WORK TO DO: Pull out every line below holding the word "JSON".

Data records
+++
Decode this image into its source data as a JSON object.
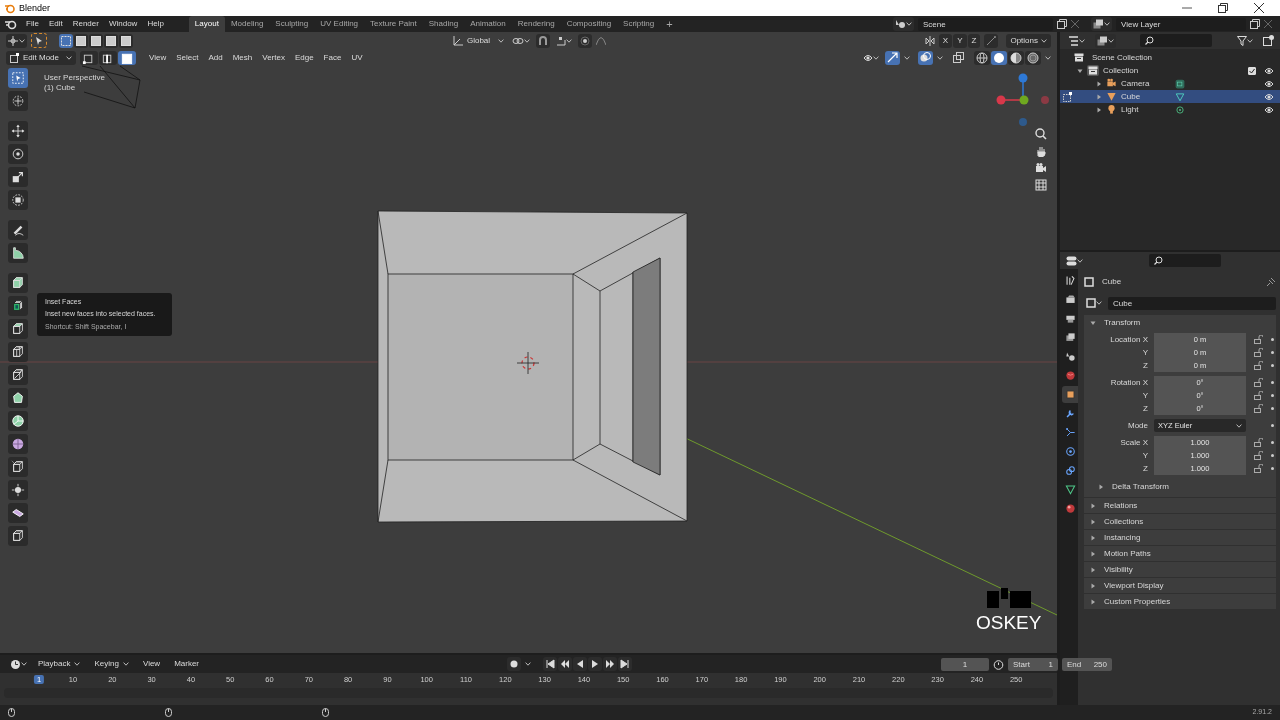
{
  "window": {
    "title": "Blender"
  },
  "menu": [
    "File",
    "Edit",
    "Render",
    "Window",
    "Help"
  ],
  "workspaces": [
    {
      "label": "Layout",
      "selected": true
    },
    {
      "label": "Modeling",
      "selected": false
    },
    {
      "label": "Sculpting",
      "selected": false
    },
    {
      "label": "UV Editing",
      "selected": false
    },
    {
      "label": "Texture Paint",
      "selected": false
    },
    {
      "label": "Shading",
      "selected": false
    },
    {
      "label": "Animation",
      "selected": false
    },
    {
      "label": "Rendering",
      "selected": false
    },
    {
      "label": "Compositing",
      "selected": false
    },
    {
      "label": "Scripting",
      "selected": false
    }
  ],
  "add_workspace": "+",
  "scene": "Scene",
  "view_layer": "View Layer",
  "tool_settings": {
    "orientation": "Global",
    "mirror_axes": [
      "X",
      "Y",
      "Z"
    ],
    "options": "Options"
  },
  "viewport_header": {
    "mode": "Edit Mode",
    "select_modes": [
      {
        "kind": "vertex",
        "selected": false
      },
      {
        "kind": "edge",
        "selected": false
      },
      {
        "kind": "face",
        "selected": true
      }
    ],
    "menus": [
      "View",
      "Select",
      "Add",
      "Mesh",
      "Vertex",
      "Edge",
      "Face",
      "UV"
    ],
    "shading": [
      {
        "kind": "wireframe",
        "selected": false
      },
      {
        "kind": "solid",
        "selected": true
      },
      {
        "kind": "material",
        "selected": false
      },
      {
        "kind": "rendered",
        "selected": false
      }
    ]
  },
  "viewport": {
    "perspective": "User Perspective",
    "object": "(1) Cube",
    "screencast_key": "OSKEY"
  },
  "toolbar": [
    {
      "kind": "select",
      "selected": true
    },
    {
      "kind": "cursor",
      "selected": false
    },
    {
      "kind": "move",
      "selected": false
    },
    {
      "kind": "rotate",
      "selected": false
    },
    {
      "kind": "scale",
      "selected": false
    },
    {
      "kind": "transform",
      "selected": false
    },
    {
      "kind": "annotate",
      "selected": false
    },
    {
      "kind": "measure",
      "selected": false
    },
    {
      "kind": "extrude",
      "selected": false
    },
    {
      "kind": "inset",
      "selected": false
    },
    {
      "kind": "bevel",
      "selected": false
    },
    {
      "kind": "loopcut",
      "selected": false
    },
    {
      "kind": "knife",
      "selected": false
    },
    {
      "kind": "polybuild",
      "selected": false
    },
    {
      "kind": "spin",
      "selected": false
    },
    {
      "kind": "smooth",
      "selected": false
    },
    {
      "kind": "edgeslide",
      "selected": false
    },
    {
      "kind": "shrink",
      "selected": false
    },
    {
      "kind": "shear",
      "selected": false
    },
    {
      "kind": "rip",
      "selected": false
    }
  ],
  "tooltip": {
    "title": "Inset Faces",
    "description": "Inset new faces into selected faces.",
    "shortcut": "Shortcut: Shift Spacebar, I"
  },
  "outliner": {
    "root": "Scene Collection",
    "collection": {
      "label": "Collection",
      "expanded": true,
      "checked": true,
      "children": [
        {
          "label": "Camera",
          "kind": "camera",
          "selected": false,
          "expanded": false
        },
        {
          "label": "Cube",
          "kind": "mesh",
          "selected": true,
          "expanded": false
        },
        {
          "label": "Light",
          "kind": "light",
          "selected": false,
          "expanded": false
        }
      ]
    }
  },
  "properties": {
    "tabs": [
      {
        "kind": "tool",
        "selected": false
      },
      {
        "kind": "render",
        "selected": false
      },
      {
        "kind": "output",
        "selected": false
      },
      {
        "kind": "view_layer",
        "selected": false
      },
      {
        "kind": "scene",
        "selected": false
      },
      {
        "kind": "world",
        "selected": false
      },
      {
        "kind": "object",
        "selected": true
      },
      {
        "kind": "modifiers",
        "selected": false
      },
      {
        "kind": "particles",
        "selected": false
      },
      {
        "kind": "physics",
        "selected": false
      },
      {
        "kind": "constraints",
        "selected": false
      },
      {
        "kind": "data",
        "selected": false
      },
      {
        "kind": "material",
        "selected": false
      }
    ],
    "header": "Cube",
    "name": "Cube",
    "transform": {
      "label": "Transform",
      "expanded": true,
      "groups": [
        [
          {
            "label": "Location X",
            "value": "0 m",
            "kind": "number"
          },
          {
            "label": "Y",
            "value": "0 m",
            "kind": "number"
          },
          {
            "label": "Z",
            "value": "0 m",
            "kind": "number"
          }
        ],
        [
          {
            "label": "Rotation X",
            "value": "0°",
            "kind": "number"
          },
          {
            "label": "Y",
            "value": "0°",
            "kind": "number"
          },
          {
            "label": "Z",
            "value": "0°",
            "kind": "number"
          }
        ],
        [
          {
            "label": "Mode",
            "value": "XYZ Euler",
            "kind": "dropdown"
          }
        ],
        [
          {
            "label": "Scale X",
            "value": "1.000",
            "kind": "number"
          },
          {
            "label": "Y",
            "value": "1.000",
            "kind": "number"
          },
          {
            "label": "Z",
            "value": "1.000",
            "kind": "number"
          }
        ]
      ],
      "subpanels": [
        {
          "label": "Delta Transform",
          "expanded": false
        }
      ]
    },
    "panels": [
      {
        "label": "Relations",
        "expanded": false
      },
      {
        "label": "Collections",
        "expanded": false
      },
      {
        "label": "Instancing",
        "expanded": false
      },
      {
        "label": "Motion Paths",
        "expanded": false
      },
      {
        "label": "Visibility",
        "expanded": false
      },
      {
        "label": "Viewport Display",
        "expanded": false
      },
      {
        "label": "Custom Properties",
        "expanded": false
      }
    ]
  },
  "timeline": {
    "menus": [
      "Playback",
      "Keying",
      "View",
      "Marker"
    ],
    "frame": "1",
    "start_label": "Start",
    "start": "1",
    "end_label": "End",
    "end": "250",
    "ruler": [
      {
        "label": "1",
        "selected": true
      },
      {
        "label": "10",
        "selected": false
      },
      {
        "label": "20",
        "selected": false
      },
      {
        "label": "30",
        "selected": false
      },
      {
        "label": "40",
        "selected": false
      },
      {
        "label": "50",
        "selected": false
      },
      {
        "label": "60",
        "selected": false
      },
      {
        "label": "70",
        "selected": false
      },
      {
        "label": "80",
        "selected": false
      },
      {
        "label": "90",
        "selected": false
      },
      {
        "label": "100",
        "selected": false
      },
      {
        "label": "110",
        "selected": false
      },
      {
        "label": "120",
        "selected": false
      },
      {
        "label": "130",
        "selected": false
      },
      {
        "label": "140",
        "selected": false
      },
      {
        "label": "150",
        "selected": false
      },
      {
        "label": "160",
        "selected": false
      },
      {
        "label": "170",
        "selected": false
      },
      {
        "label": "180",
        "selected": false
      },
      {
        "label": "190",
        "selected": false
      },
      {
        "label": "200",
        "selected": false
      },
      {
        "label": "210",
        "selected": false
      },
      {
        "label": "220",
        "selected": false
      },
      {
        "label": "230",
        "selected": false
      },
      {
        "label": "240",
        "selected": false
      },
      {
        "label": "250",
        "selected": false
      }
    ]
  },
  "status_bar": {
    "version": "2.91.2"
  }
}
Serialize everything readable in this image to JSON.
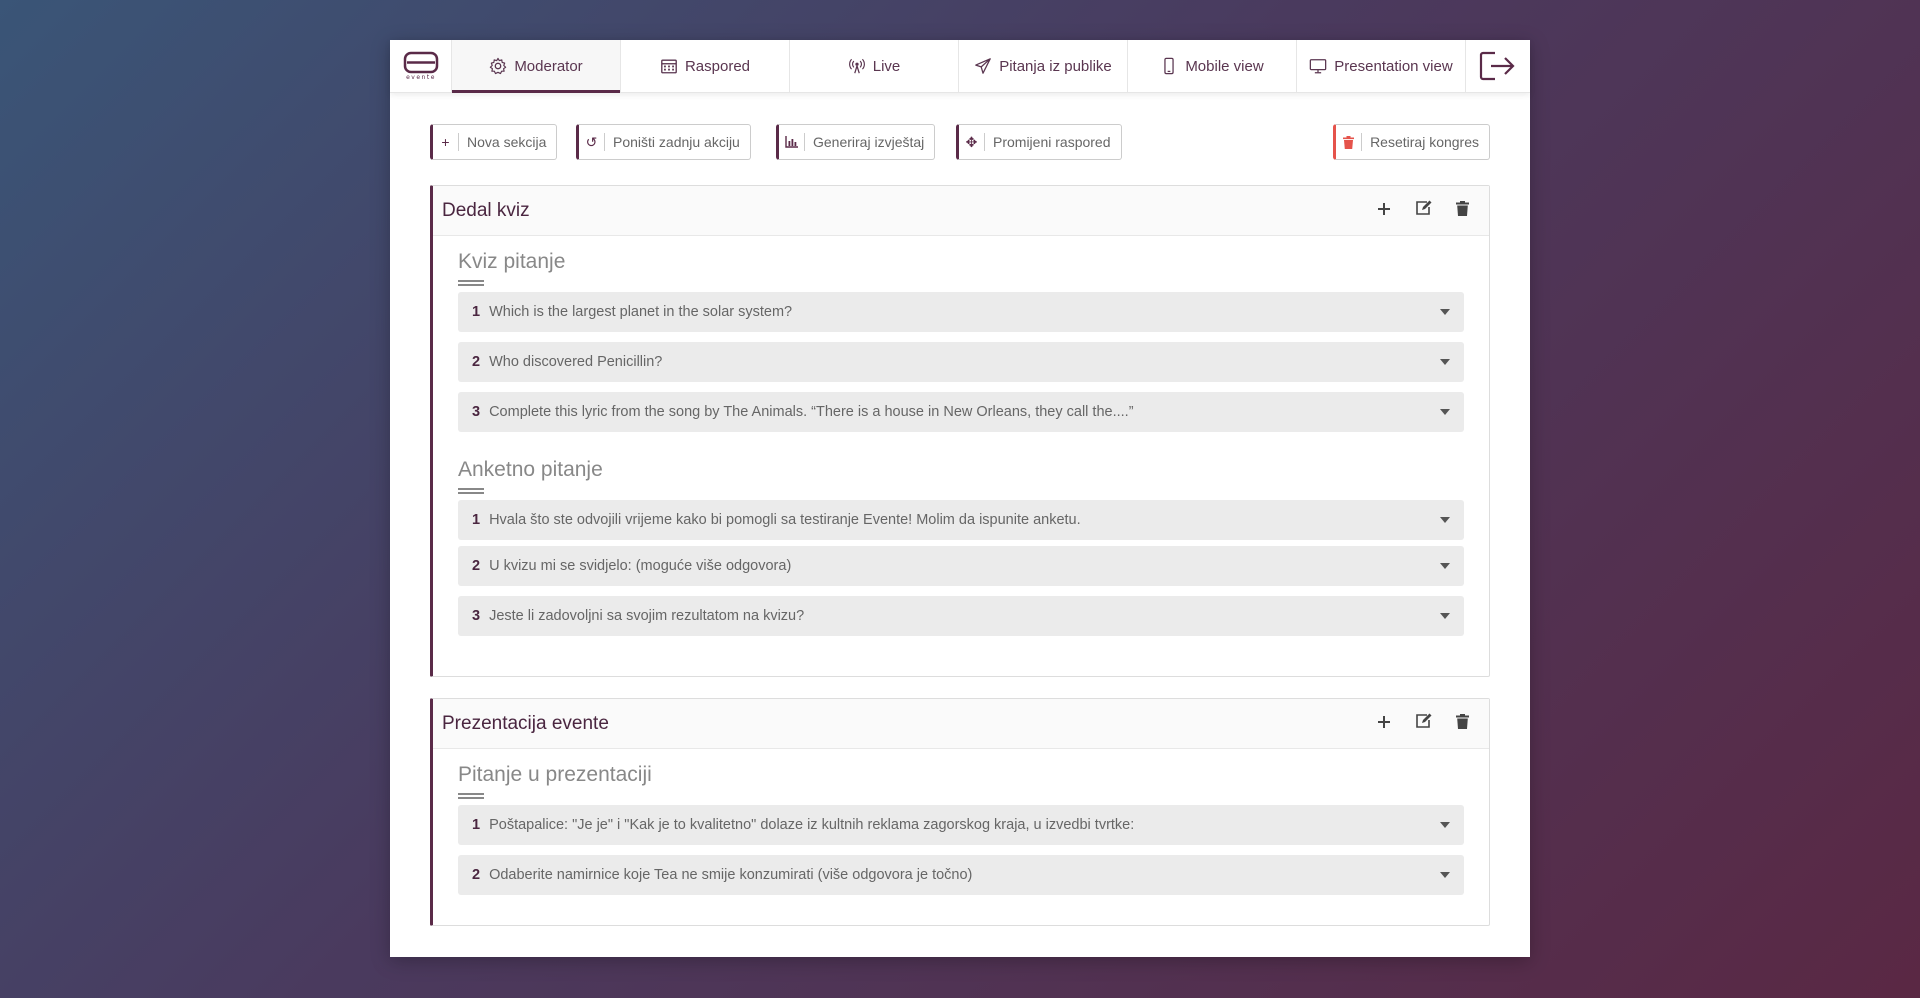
{
  "brand": {
    "logo_text": "evente",
    "accent": "#5a2a48",
    "danger": "#e5534b"
  },
  "nav": {
    "tabs": [
      {
        "label": "Moderator",
        "icon": "gear-icon"
      },
      {
        "label": "Raspored",
        "icon": "calendar-icon"
      },
      {
        "label": "Live",
        "icon": "broadcast-icon"
      },
      {
        "label": "Pitanja iz publike",
        "icon": "paper-plane-icon"
      },
      {
        "label": "Mobile view",
        "icon": "mobile-icon"
      },
      {
        "label": "Presentation view",
        "icon": "monitor-icon"
      }
    ],
    "active_tab": "Moderator",
    "logout_icon": "logout-icon"
  },
  "toolbar": {
    "new_section": "Nova sekcija",
    "undo": "Poništi zadnju akciju",
    "report": "Generiraj izvještaj",
    "reorder": "Promijeni raspored",
    "reset": "Resetiraj kongres"
  },
  "sections": [
    {
      "title": "Dedal kviz",
      "groups": [
        {
          "title": "Kviz pitanje",
          "questions": [
            {
              "num": "1",
              "text": "Which is the largest planet in the solar system?"
            },
            {
              "num": "2",
              "text": "Who discovered Penicillin?"
            },
            {
              "num": "3",
              "text": "Complete this lyric from the song by The Animals. “There is a house in New Orleans, they call the....”"
            }
          ]
        },
        {
          "title": "Anketno pitanje",
          "questions": [
            {
              "num": "1",
              "text": "Hvala što ste odvojili vrijeme kako bi pomogli sa testiranje Evente! Molim da ispunite anketu."
            },
            {
              "num": "2",
              "text": "U kvizu mi se svidjelo: (moguće više odgovora)"
            },
            {
              "num": "3",
              "text": "Jeste li zadovoljni sa svojim rezultatom na kvizu?"
            }
          ]
        }
      ]
    },
    {
      "title": "Prezentacija evente",
      "groups": [
        {
          "title": "Pitanje u prezentaciji",
          "questions": [
            {
              "num": "1",
              "text": "Poštapalice: \"Je je\" i \"Kak je to kvalitetno\" dolaze iz kultnih reklama zagorskog kraja, u izvedbi tvrtke:"
            },
            {
              "num": "2",
              "text": "Odaberite namirnice koje Tea ne smije konzumirati (više odgovora je točno)"
            }
          ]
        }
      ]
    }
  ]
}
+++
RESPONSE FOR THIS EXERCISE:
Decode this image into its source data as a JSON object.
Serialize everything readable in this image to JSON.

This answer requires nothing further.